### Aim of the task
Every line of the material below must be repeated exactly.

#####

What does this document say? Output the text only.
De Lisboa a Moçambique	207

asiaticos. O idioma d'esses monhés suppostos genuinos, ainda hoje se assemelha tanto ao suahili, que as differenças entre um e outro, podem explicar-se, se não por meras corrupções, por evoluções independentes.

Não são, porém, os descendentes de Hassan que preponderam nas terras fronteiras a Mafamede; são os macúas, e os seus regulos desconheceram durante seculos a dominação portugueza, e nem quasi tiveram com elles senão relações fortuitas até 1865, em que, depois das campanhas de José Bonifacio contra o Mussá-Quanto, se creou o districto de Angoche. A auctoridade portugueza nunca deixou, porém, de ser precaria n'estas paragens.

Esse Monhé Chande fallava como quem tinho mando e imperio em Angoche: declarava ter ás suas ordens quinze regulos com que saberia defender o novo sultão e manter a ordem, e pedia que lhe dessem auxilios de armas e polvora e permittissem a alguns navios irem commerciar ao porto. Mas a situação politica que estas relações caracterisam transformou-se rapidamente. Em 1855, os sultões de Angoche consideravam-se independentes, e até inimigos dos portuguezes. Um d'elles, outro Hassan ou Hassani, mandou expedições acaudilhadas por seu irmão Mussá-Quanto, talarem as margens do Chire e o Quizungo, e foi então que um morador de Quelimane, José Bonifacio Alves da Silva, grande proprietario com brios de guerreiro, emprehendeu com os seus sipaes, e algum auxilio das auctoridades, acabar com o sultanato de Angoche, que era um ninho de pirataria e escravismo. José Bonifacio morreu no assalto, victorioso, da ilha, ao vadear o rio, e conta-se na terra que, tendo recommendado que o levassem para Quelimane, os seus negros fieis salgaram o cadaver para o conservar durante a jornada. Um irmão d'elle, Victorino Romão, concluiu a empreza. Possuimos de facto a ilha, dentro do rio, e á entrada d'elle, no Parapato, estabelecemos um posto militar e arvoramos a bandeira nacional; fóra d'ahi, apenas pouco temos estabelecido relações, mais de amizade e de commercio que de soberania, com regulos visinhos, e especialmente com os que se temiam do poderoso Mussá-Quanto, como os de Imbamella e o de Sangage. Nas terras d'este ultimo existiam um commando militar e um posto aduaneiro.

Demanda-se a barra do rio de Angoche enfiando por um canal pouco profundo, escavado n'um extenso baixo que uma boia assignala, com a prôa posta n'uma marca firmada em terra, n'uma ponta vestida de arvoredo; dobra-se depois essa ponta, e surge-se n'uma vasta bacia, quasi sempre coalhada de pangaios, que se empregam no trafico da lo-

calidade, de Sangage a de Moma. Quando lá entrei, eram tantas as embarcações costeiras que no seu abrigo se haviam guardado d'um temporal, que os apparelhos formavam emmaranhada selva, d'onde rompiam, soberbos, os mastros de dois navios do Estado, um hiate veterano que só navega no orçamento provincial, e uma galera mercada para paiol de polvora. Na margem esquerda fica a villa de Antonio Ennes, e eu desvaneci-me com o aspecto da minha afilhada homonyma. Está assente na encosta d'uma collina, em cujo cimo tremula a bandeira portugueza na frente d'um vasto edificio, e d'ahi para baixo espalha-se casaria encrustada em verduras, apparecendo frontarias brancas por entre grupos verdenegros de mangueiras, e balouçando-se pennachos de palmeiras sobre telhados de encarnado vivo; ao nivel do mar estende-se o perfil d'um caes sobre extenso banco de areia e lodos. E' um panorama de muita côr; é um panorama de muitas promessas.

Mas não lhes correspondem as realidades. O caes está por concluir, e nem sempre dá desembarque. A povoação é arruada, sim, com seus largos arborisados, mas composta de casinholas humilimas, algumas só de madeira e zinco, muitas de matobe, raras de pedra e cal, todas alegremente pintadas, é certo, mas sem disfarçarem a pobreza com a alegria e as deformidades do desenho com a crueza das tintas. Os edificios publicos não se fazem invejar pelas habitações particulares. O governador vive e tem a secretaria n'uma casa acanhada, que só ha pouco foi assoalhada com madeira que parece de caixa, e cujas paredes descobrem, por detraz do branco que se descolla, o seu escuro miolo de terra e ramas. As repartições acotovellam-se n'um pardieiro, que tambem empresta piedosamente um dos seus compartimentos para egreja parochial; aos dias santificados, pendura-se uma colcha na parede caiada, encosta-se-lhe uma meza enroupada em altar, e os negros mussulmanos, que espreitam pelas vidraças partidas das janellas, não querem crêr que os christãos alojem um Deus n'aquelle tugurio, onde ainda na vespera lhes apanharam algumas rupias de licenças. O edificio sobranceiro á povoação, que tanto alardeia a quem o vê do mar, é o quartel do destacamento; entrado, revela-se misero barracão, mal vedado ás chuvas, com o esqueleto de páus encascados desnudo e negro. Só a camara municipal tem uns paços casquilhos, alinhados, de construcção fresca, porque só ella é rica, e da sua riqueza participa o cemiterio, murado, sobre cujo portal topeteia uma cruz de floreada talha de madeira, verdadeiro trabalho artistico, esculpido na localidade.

#####

### Solution for this task
What does this document say? Output the text only.
De Lisboa a Moçambique	207

asiaticos. O idioma d'esses monhés suppostos genuinos, ainda hoje se assemelha tanto ao suahili, que as differenças entre um e outro, podem explicar-se, se não por meras corrupções, por evoluções independentes.

Não são, porém, os descendentes de Hassan que preponderam nas terras fronteiras a Mafamede; são os macúas, e os seus regulos desconheceram durante seculos a dominação portugueza, e nem quasi tiveram com elles senão relações fortuitas até 1865, em que, depois das campanhas de José Bonifacio contra o Mussá-Quanto, se creou o districto de Angoche. A auctoridade portugueza nunca deixou, porém, de ser precaria n'estas paragens.

Esse Monhé Chande fallava como quem tinho mando e imperio em Angoche: declarava ter ás suas ordens quinze regulos com que saberia defender o novo sultão e manter a ordem, e pedia que lhe dessem auxilios de armas e polvora e permittissem a alguns navios irem commerciar ao porto. Mas a situação politica que estas relações caracterisam transformou-se rapidamente. Em 1855, os sultões de Angoche consideravam-se independentes, e até inimigos dos portuguezes. Um d'elles, outro Hassan ou Hassani, mandou expedições acaudilhadas por seu irmão Mussá-Quanto, talarem as margens do Chire e o Quizungo, e foi então que um morador de Quelimane, José Bonifacio Alves da Silva, grande proprietario com brios de guerreiro, emprehendeu com os seus sipaes, e algum auxilio das auctoridades, acabar com o sultanato de Angoche, que era um ninho de pirataria e escravismo. José Bonifacio morreu no assalto, victorioso, da ilha, ao vadear o rio, e conta-se na terra que, tendo recommendado que o levassem para Quelimane, os seus negros fieis salgaram o cadaver para o conservar durante a jornada. Um irmão d'elle, Victorino Romão, concluiu a empreza. Possuimos de facto a ilha, dentro do rio, e á entrada d'elle, no Parapato, estabelecemos um posto militar e arvoramos a bandeira nacional; fóra d'ahi, apenas pouco temos estabelecido relações, mais de amizade e de commercio que de soberania, com regulos visinhos, e especialmente com os que se temiam do poderoso Mussá-Quanto, como os de Imbamella e o de Sangage. Nas terras d'este ultimo existiam um commando militar e um posto aduaneiro.

Demanda-se a barra do rio de Angoche enfiando por um canal pouco profundo, escavado n'um extenso baixo que uma boia assignala, com a prôa posta n'uma marca firmada em terra, n'uma ponta vestida de arvoredo; dobra-se depois essa ponta, e surge-se n'uma vasta bacia, quasi sempre coalhada de pangaios, que se empregam no trafico da lo-

calidade, de Sangage a de Moma. Quando lá entrei, eram tantas as embarcações costeiras que no seu abrigo se haviam guardado d'um temporal, que os apparelhos formavam emmaranhada selva, d'onde rompiam, soberbos, os mastros de dois navios do Estado, um hiate veterano que só navega no orçamento provincial, e uma galera mercada para paiol de polvora. Na margem esquerda fica a villa de Antonio Ennes, e eu desvaneci-me com o aspecto da minha afilhada homonyma. Está assente na encosta d'uma collina, em cujo cimo tremula a bandeira portugueza na frente d'um vasto edificio, e d'ahi para baixo espalha-se casaria encrustada em verduras, apparecendo frontarias brancas por entre grupos verdenegros de mangueiras, e balouçando-se pennachos de palmeiras sobre telhados de encarnado vivo; ao nivel do mar estende-se o perfil d'um caes sobre extenso banco de areia e lodos. E' um panorama de muita côr; é um panorama de muitas promessas.

Mas não lhes correspondem as realidades. O caes está por concluir, e nem sempre dá desembarque. A povoação é arruada, sim, com seus largos arborisados, mas composta de casinholas humilimas, algumas só de madeira e zinco, muitas de matobe, raras de pedra e cal, todas alegremente pintadas, é certo, mas sem disfarçarem a pobreza com a alegria e as deformidades do desenho com a crueza das tintas. Os edificios publicos não se fazem invejar pelas habitações particulares. O governador vive e tem a secretaria n'uma casa acanhada, que só ha pouco foi assoalhada com madeira que parece de caixa, e cujas paredes descobrem, por detraz do branco que se descolla, o seu escuro miolo de terra e ramas. As repartições acotovellam-se n'um pardieiro, que tambem empresta piedosamente um dos seus compartimentos para egreja parochial; aos dias santificados, pendura-se uma colcha na parede caiada, encosta-se-lhe uma meza enroupada em altar, e os negros mussulmanos, que espreitam pelas vidraças partidas das janellas, não querem crêr que os christãos alojem um Deus n'aquelle tugurio, onde ainda na vespera lhes apanharam algumas rupias de licenças. O edificio sobranceiro á povoação, que tanto alardeia a quem o vê do mar, é o quartel do destacamento; entrado, revela-se misero barracão, mal vedado ás chuvas, com o esqueleto de páus encascados desnudo e negro. Só a camara municipal tem uns paços casquilhos, alinhados, de construcção fresca, porque só ella é rica, e da sua riqueza participa o cemiterio, murado, sobre cujo portal topeteia uma cruz de floreada talha de madeira, verdadeiro trabalho artistico, esculpido na localidade.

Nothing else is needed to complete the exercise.